··· MATERIAL TO PROCESS ···
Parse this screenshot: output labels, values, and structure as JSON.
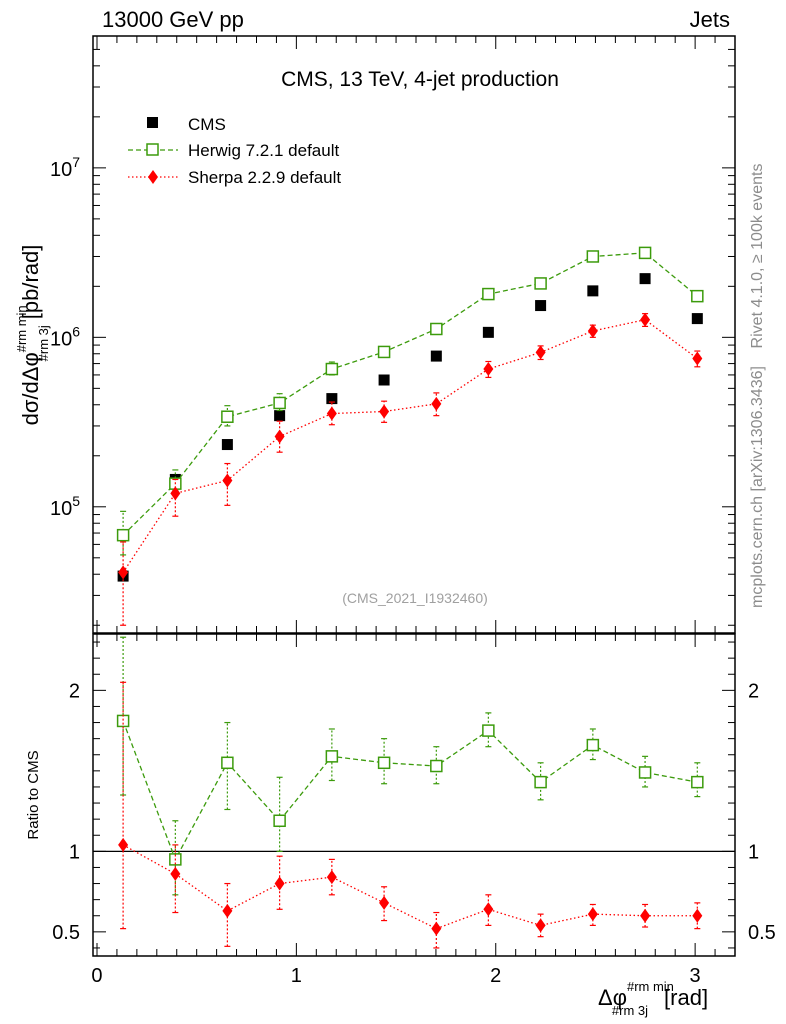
{
  "header": {
    "left": "13000 GeV pp",
    "right": "Jets"
  },
  "side_labels": {
    "rivet": "Rivet 4.1.0, ≥ 100k events",
    "mcplots": "mcplots.cern.ch [arXiv:1306.3436]"
  },
  "chart_data": [
    {
      "type": "scatter",
      "title": "CMS, 13 TeV, 4-jet production",
      "watermark": "(CMS_2021_I1932460)",
      "ylabel": "dσ/dΔφ#rm min#rm 3j [pb/rad]",
      "ylabel_parts": {
        "main": "dσ/dΔφ",
        "sup": "#rm min",
        "sub": "#rm 3j",
        "unit": "[pb/rad]"
      },
      "yscale": "log",
      "ylim": [
        18000,
        60000000
      ],
      "xlim": [
        -0.02,
        3.2
      ],
      "y_ticks": [
        {
          "value": 100000,
          "base": "10",
          "exp": "5"
        },
        {
          "value": 1000000,
          "base": "10",
          "exp": "6"
        },
        {
          "value": 10000000,
          "base": "10",
          "exp": "7"
        }
      ],
      "x": [
        0.131,
        0.393,
        0.654,
        0.916,
        1.178,
        1.44,
        1.702,
        1.963,
        2.225,
        2.487,
        2.749,
        3.011
      ],
      "series": [
        {
          "name": "CMS",
          "color": "#000000",
          "marker": "filled-square",
          "line": "none",
          "values": [
            39000,
            145000,
            233000,
            345000,
            435000,
            560000,
            775000,
            1070000,
            1540000,
            1880000,
            2220000,
            1290000
          ]
        },
        {
          "name": "Herwig 7.2.1 default",
          "color": "#3c9b0c",
          "marker": "open-square",
          "line": "dashed",
          "values": [
            68000,
            137000,
            340000,
            410000,
            650000,
            820000,
            1120000,
            1800000,
            2080000,
            3000000,
            3150000,
            1750000
          ],
          "err_lo": [
            52000,
            125000,
            300000,
            370000,
            600000,
            770000,
            1060000,
            1740000,
            2000000,
            2900000,
            3050000,
            1690000
          ],
          "err_hi": [
            94000,
            165000,
            395000,
            465000,
            715000,
            880000,
            1190000,
            1870000,
            2160000,
            3100000,
            3250000,
            1810000
          ]
        },
        {
          "name": "Sherpa 2.2.9 default",
          "color": "#ff0000",
          "marker": "filled-diamond",
          "line": "dotted",
          "values": [
            41000,
            120000,
            143000,
            260000,
            355000,
            365000,
            405000,
            650000,
            815000,
            1090000,
            1270000,
            750000
          ],
          "err_lo": [
            20000,
            88000,
            102000,
            210000,
            305000,
            315000,
            345000,
            580000,
            740000,
            1000000,
            1160000,
            670000
          ],
          "err_hi": [
            62000,
            145000,
            180000,
            320000,
            415000,
            420000,
            470000,
            720000,
            890000,
            1180000,
            1380000,
            830000
          ]
        }
      ],
      "legend_position": "top-left"
    },
    {
      "type": "scatter",
      "ylabel": "Ratio to CMS",
      "xlabel": "Δφ#rm min#rm 3j [rad]",
      "xlabel_parts": {
        "main": "Δφ",
        "sup": "#rm min",
        "sub": "#rm 3j",
        "unit": "[rad]"
      },
      "xlim": [
        -0.02,
        3.2
      ],
      "ylim": [
        0.35,
        2.35
      ],
      "y_ticks": [
        {
          "value": 0.5,
          "label": "0.5"
        },
        {
          "value": 1,
          "label": "1"
        },
        {
          "value": 2,
          "label": "2"
        }
      ],
      "x_ticks": [
        {
          "value": 0,
          "label": "0"
        },
        {
          "value": 1,
          "label": "1"
        },
        {
          "value": 2,
          "label": "2"
        },
        {
          "value": 3,
          "label": "3"
        }
      ],
      "reference_line": 1,
      "x": [
        0.131,
        0.393,
        0.654,
        0.916,
        1.178,
        1.44,
        1.702,
        1.963,
        2.225,
        2.487,
        2.749,
        3.011
      ],
      "series": [
        {
          "name": "Herwig 7.2.1 default",
          "color": "#3c9b0c",
          "marker": "open-square",
          "line": "dashed",
          "values": [
            1.81,
            0.95,
            1.55,
            1.19,
            1.59,
            1.55,
            1.53,
            1.75,
            1.43,
            1.66,
            1.49,
            1.43
          ],
          "err_lo": [
            1.35,
            0.73,
            1.26,
            1.0,
            1.44,
            1.42,
            1.42,
            1.65,
            1.32,
            1.57,
            1.4,
            1.34
          ],
          "err_hi": [
            2.33,
            1.19,
            1.8,
            1.46,
            1.76,
            1.7,
            1.65,
            1.86,
            1.55,
            1.76,
            1.59,
            1.55
          ]
        },
        {
          "name": "Sherpa 2.2.9 default",
          "color": "#ff0000",
          "marker": "filled-diamond",
          "line": "dotted",
          "values": [
            1.04,
            0.86,
            0.63,
            0.8,
            0.84,
            0.68,
            0.52,
            0.64,
            0.54,
            0.61,
            0.6,
            0.6
          ],
          "err_lo": [
            0.52,
            0.62,
            0.41,
            0.64,
            0.73,
            0.57,
            0.4,
            0.54,
            0.47,
            0.54,
            0.53,
            0.52
          ],
          "err_hi": [
            2.05,
            1.04,
            0.8,
            0.97,
            0.95,
            0.78,
            0.62,
            0.73,
            0.61,
            0.67,
            0.67,
            0.68
          ]
        }
      ]
    }
  ]
}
···
▶ THE TASK
Retype the records exactly. Any image in them should not appear in what you write.

▶ THE REPLY
Parse this screenshot: output labels, values, and structure as JSON.
{
  "header": {
    "left": "13000 GeV pp",
    "right": "Jets"
  },
  "side_labels": {
    "rivet": "Rivet 4.1.0, ≥ 100k events",
    "mcplots": "mcplots.cern.ch [arXiv:1306.3436]"
  },
  "chart_data": [
    {
      "type": "scatter",
      "title": "CMS, 13 TeV, 4-jet production",
      "watermark": "(CMS_2021_I1932460)",
      "ylabel": "dσ/dΔφ#rm min#rm 3j [pb/rad]",
      "ylabel_parts": {
        "main": "dσ/dΔφ",
        "sup": "#rm min",
        "sub": "#rm 3j",
        "unit": "[pb/rad]"
      },
      "yscale": "log",
      "ylim": [
        18000,
        60000000
      ],
      "xlim": [
        -0.02,
        3.2
      ],
      "y_ticks": [
        {
          "value": 100000,
          "base": "10",
          "exp": "5"
        },
        {
          "value": 1000000,
          "base": "10",
          "exp": "6"
        },
        {
          "value": 10000000,
          "base": "10",
          "exp": "7"
        }
      ],
      "x": [
        0.131,
        0.393,
        0.654,
        0.916,
        1.178,
        1.44,
        1.702,
        1.963,
        2.225,
        2.487,
        2.749,
        3.011
      ],
      "series": [
        {
          "name": "CMS",
          "color": "#000000",
          "marker": "filled-square",
          "line": "none",
          "values": [
            39000,
            145000,
            233000,
            345000,
            435000,
            560000,
            775000,
            1070000,
            1540000,
            1880000,
            2220000,
            1290000
          ]
        },
        {
          "name": "Herwig 7.2.1 default",
          "color": "#3c9b0c",
          "marker": "open-square",
          "line": "dashed",
          "values": [
            68000,
            137000,
            340000,
            410000,
            650000,
            820000,
            1120000,
            1800000,
            2080000,
            3000000,
            3150000,
            1750000
          ],
          "err_lo": [
            52000,
            125000,
            300000,
            370000,
            600000,
            770000,
            1060000,
            1740000,
            2000000,
            2900000,
            3050000,
            1690000
          ],
          "err_hi": [
            94000,
            165000,
            395000,
            465000,
            715000,
            880000,
            1190000,
            1870000,
            2160000,
            3100000,
            3250000,
            1810000
          ]
        },
        {
          "name": "Sherpa 2.2.9 default",
          "color": "#ff0000",
          "marker": "filled-diamond",
          "line": "dotted",
          "values": [
            41000,
            120000,
            143000,
            260000,
            355000,
            365000,
            405000,
            650000,
            815000,
            1090000,
            1270000,
            750000
          ],
          "err_lo": [
            20000,
            88000,
            102000,
            210000,
            305000,
            315000,
            345000,
            580000,
            740000,
            1000000,
            1160000,
            670000
          ],
          "err_hi": [
            62000,
            145000,
            180000,
            320000,
            415000,
            420000,
            470000,
            720000,
            890000,
            1180000,
            1380000,
            830000
          ]
        }
      ],
      "legend_position": "top-left"
    },
    {
      "type": "scatter",
      "ylabel": "Ratio to CMS",
      "xlabel": "Δφ#rm min#rm 3j [rad]",
      "xlabel_parts": {
        "main": "Δφ",
        "sup": "#rm min",
        "sub": "#rm 3j",
        "unit": "[rad]"
      },
      "xlim": [
        -0.02,
        3.2
      ],
      "ylim": [
        0.35,
        2.35
      ],
      "y_ticks": [
        {
          "value": 0.5,
          "label": "0.5"
        },
        {
          "value": 1,
          "label": "1"
        },
        {
          "value": 2,
          "label": "2"
        }
      ],
      "x_ticks": [
        {
          "value": 0,
          "label": "0"
        },
        {
          "value": 1,
          "label": "1"
        },
        {
          "value": 2,
          "label": "2"
        },
        {
          "value": 3,
          "label": "3"
        }
      ],
      "reference_line": 1,
      "x": [
        0.131,
        0.393,
        0.654,
        0.916,
        1.178,
        1.44,
        1.702,
        1.963,
        2.225,
        2.487,
        2.749,
        3.011
      ],
      "series": [
        {
          "name": "Herwig 7.2.1 default",
          "color": "#3c9b0c",
          "marker": "open-square",
          "line": "dashed",
          "values": [
            1.81,
            0.95,
            1.55,
            1.19,
            1.59,
            1.55,
            1.53,
            1.75,
            1.43,
            1.66,
            1.49,
            1.43
          ],
          "err_lo": [
            1.35,
            0.73,
            1.26,
            1.0,
            1.44,
            1.42,
            1.42,
            1.65,
            1.32,
            1.57,
            1.4,
            1.34
          ],
          "err_hi": [
            2.33,
            1.19,
            1.8,
            1.46,
            1.76,
            1.7,
            1.65,
            1.86,
            1.55,
            1.76,
            1.59,
            1.55
          ]
        },
        {
          "name": "Sherpa 2.2.9 default",
          "color": "#ff0000",
          "marker": "filled-diamond",
          "line": "dotted",
          "values": [
            1.04,
            0.86,
            0.63,
            0.8,
            0.84,
            0.68,
            0.52,
            0.64,
            0.54,
            0.61,
            0.6,
            0.6
          ],
          "err_lo": [
            0.52,
            0.62,
            0.41,
            0.64,
            0.73,
            0.57,
            0.4,
            0.54,
            0.47,
            0.54,
            0.53,
            0.52
          ],
          "err_hi": [
            2.05,
            1.04,
            0.8,
            0.97,
            0.95,
            0.78,
            0.62,
            0.73,
            0.61,
            0.67,
            0.67,
            0.68
          ]
        }
      ]
    }
  ]
}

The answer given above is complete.